Stated task -> Reproduce each line of the material exactly, minus any picture.

The data ->
** start **

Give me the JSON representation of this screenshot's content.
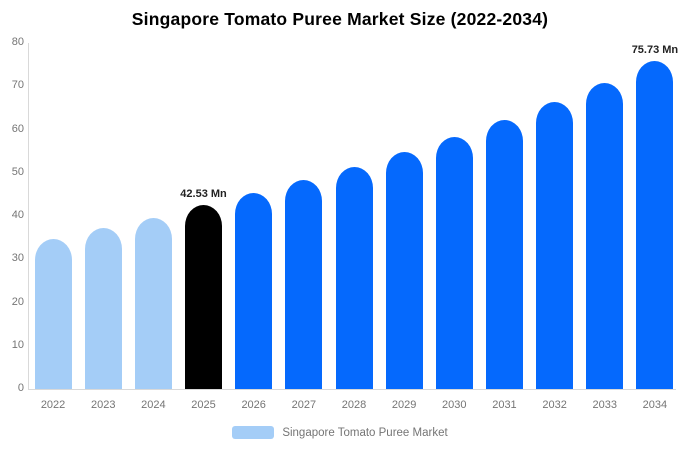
{
  "title": "Singapore Tomato Puree Market Size (2022-2034)",
  "legend": {
    "label": "Singapore Tomato Puree Market"
  },
  "colors": {
    "historical": "#a4cdf7",
    "base_year": "#000000",
    "forecast": "#0569fd",
    "axis_line": "#d9d9d9",
    "tick_text": "#757575",
    "data_label_text": "#222222",
    "background": "#ffffff"
  },
  "chart_data": {
    "type": "bar",
    "title": "Singapore Tomato Puree Market Size (2022-2034)",
    "series_name": "Singapore Tomato Puree Market",
    "categories": [
      "2022",
      "2023",
      "2024",
      "2025",
      "2026",
      "2027",
      "2028",
      "2029",
      "2030",
      "2031",
      "2032",
      "2033",
      "2034"
    ],
    "values": [
      34.7,
      37.2,
      39.5,
      42.53,
      45.3,
      48.3,
      51.4,
      54.8,
      58.3,
      62.2,
      66.3,
      70.7,
      75.73
    ],
    "unit": "Mn",
    "bar_roles": [
      "historical",
      "historical",
      "historical",
      "base_year",
      "forecast",
      "forecast",
      "forecast",
      "forecast",
      "forecast",
      "forecast",
      "forecast",
      "forecast",
      "forecast"
    ],
    "data_labels": [
      {
        "index": 3,
        "text": "42.53 Mn"
      },
      {
        "index": 12,
        "text": "75.73 Mn"
      }
    ],
    "xlabel": "",
    "ylabel": "",
    "ylim": [
      0,
      80
    ],
    "yticks": [
      0,
      10,
      20,
      30,
      40,
      50,
      60,
      70,
      80
    ],
    "grid": false,
    "legend_position": "bottom"
  }
}
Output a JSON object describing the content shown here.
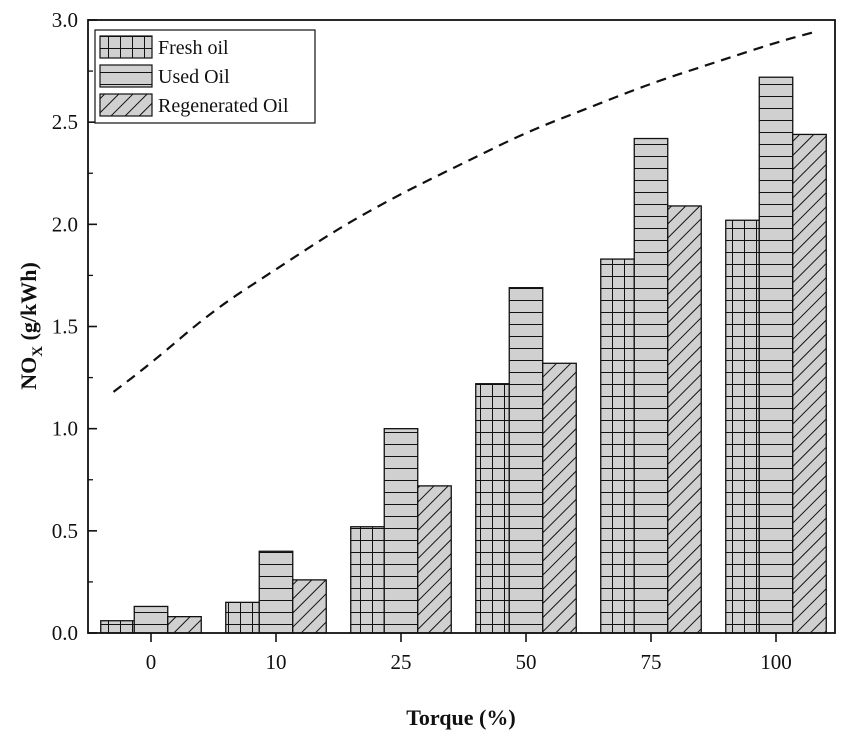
{
  "chart_data": {
    "type": "bar",
    "title": "",
    "xlabel": "Torque (%)",
    "ylabel_main": "NO",
    "ylabel_sub": "X",
    "ylabel_unit": " (g/kWh)",
    "categories": [
      "0",
      "10",
      "25",
      "50",
      "75",
      "100"
    ],
    "ylim": [
      0,
      3.0
    ],
    "yticks": [
      "0.0",
      "0.5",
      "1.0",
      "1.5",
      "2.0",
      "2.5",
      "3.0"
    ],
    "series": [
      {
        "name": "Fresh oil",
        "pattern": "grid",
        "values": [
          0.06,
          0.15,
          0.52,
          1.22,
          1.83,
          2.02
        ]
      },
      {
        "name": "Used Oil",
        "pattern": "horizontal",
        "values": [
          0.13,
          0.4,
          1.0,
          1.69,
          2.42,
          2.72
        ]
      },
      {
        "name": "Regenerated Oil",
        "pattern": "diagonal",
        "values": [
          0.08,
          0.26,
          0.72,
          1.32,
          2.09,
          2.44
        ]
      }
    ],
    "trend_line": {
      "style": "dashed",
      "x": [
        -0.3,
        0,
        0.5,
        1,
        1.5,
        2,
        2.5,
        3,
        3.5,
        4,
        4.5,
        5,
        5.3
      ],
      "y": [
        1.18,
        1.32,
        1.58,
        1.78,
        1.98,
        2.15,
        2.3,
        2.45,
        2.57,
        2.69,
        2.79,
        2.89,
        2.94
      ]
    },
    "legend_position": "top-left",
    "grid": false,
    "colors": {
      "bar_fill": "#d0d0d0",
      "stroke": "#111111"
    }
  }
}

** end **

Expected output ->
Give me the JSON representation of this screenshot's content.
{
  "title": "Singapore Tomato Puree Market Size (2022-2034)",
  "legend": {
    "label": "Singapore Tomato Puree Market"
  },
  "colors": {
    "historical": "#a4cdf7",
    "base_year": "#000000",
    "forecast": "#0569fd",
    "axis_line": "#d9d9d9",
    "tick_text": "#757575",
    "data_label_text": "#222222",
    "background": "#ffffff"
  },
  "chart_data": {
    "type": "bar",
    "title": "Singapore Tomato Puree Market Size (2022-2034)",
    "series_name": "Singapore Tomato Puree Market",
    "categories": [
      "2022",
      "2023",
      "2024",
      "2025",
      "2026",
      "2027",
      "2028",
      "2029",
      "2030",
      "2031",
      "2032",
      "2033",
      "2034"
    ],
    "values": [
      34.7,
      37.2,
      39.5,
      42.53,
      45.3,
      48.3,
      51.4,
      54.8,
      58.3,
      62.2,
      66.3,
      70.7,
      75.73
    ],
    "unit": "Mn",
    "bar_roles": [
      "historical",
      "historical",
      "historical",
      "base_year",
      "forecast",
      "forecast",
      "forecast",
      "forecast",
      "forecast",
      "forecast",
      "forecast",
      "forecast",
      "forecast"
    ],
    "data_labels": [
      {
        "index": 3,
        "text": "42.53 Mn"
      },
      {
        "index": 12,
        "text": "75.73 Mn"
      }
    ],
    "xlabel": "",
    "ylabel": "",
    "ylim": [
      0,
      80
    ],
    "yticks": [
      0,
      10,
      20,
      30,
      40,
      50,
      60,
      70,
      80
    ],
    "grid": false,
    "legend_position": "bottom"
  }
}
Output a JSON object describing the content shown here.
{
  "chart_data": {
    "type": "bar",
    "title": "",
    "xlabel": "Torque (%)",
    "ylabel_main": "NO",
    "ylabel_sub": "X",
    "ylabel_unit": " (g/kWh)",
    "categories": [
      "0",
      "10",
      "25",
      "50",
      "75",
      "100"
    ],
    "ylim": [
      0,
      3.0
    ],
    "yticks": [
      "0.0",
      "0.5",
      "1.0",
      "1.5",
      "2.0",
      "2.5",
      "3.0"
    ],
    "series": [
      {
        "name": "Fresh oil",
        "pattern": "grid",
        "values": [
          0.06,
          0.15,
          0.52,
          1.22,
          1.83,
          2.02
        ]
      },
      {
        "name": "Used Oil",
        "pattern": "horizontal",
        "values": [
          0.13,
          0.4,
          1.0,
          1.69,
          2.42,
          2.72
        ]
      },
      {
        "name": "Regenerated Oil",
        "pattern": "diagonal",
        "values": [
          0.08,
          0.26,
          0.72,
          1.32,
          2.09,
          2.44
        ]
      }
    ],
    "trend_line": {
      "style": "dashed",
      "x": [
        -0.3,
        0,
        0.5,
        1,
        1.5,
        2,
        2.5,
        3,
        3.5,
        4,
        4.5,
        5,
        5.3
      ],
      "y": [
        1.18,
        1.32,
        1.58,
        1.78,
        1.98,
        2.15,
        2.3,
        2.45,
        2.57,
        2.69,
        2.79,
        2.89,
        2.94
      ]
    },
    "legend_position": "top-left",
    "grid": false,
    "colors": {
      "bar_fill": "#d0d0d0",
      "stroke": "#111111"
    }
  }
}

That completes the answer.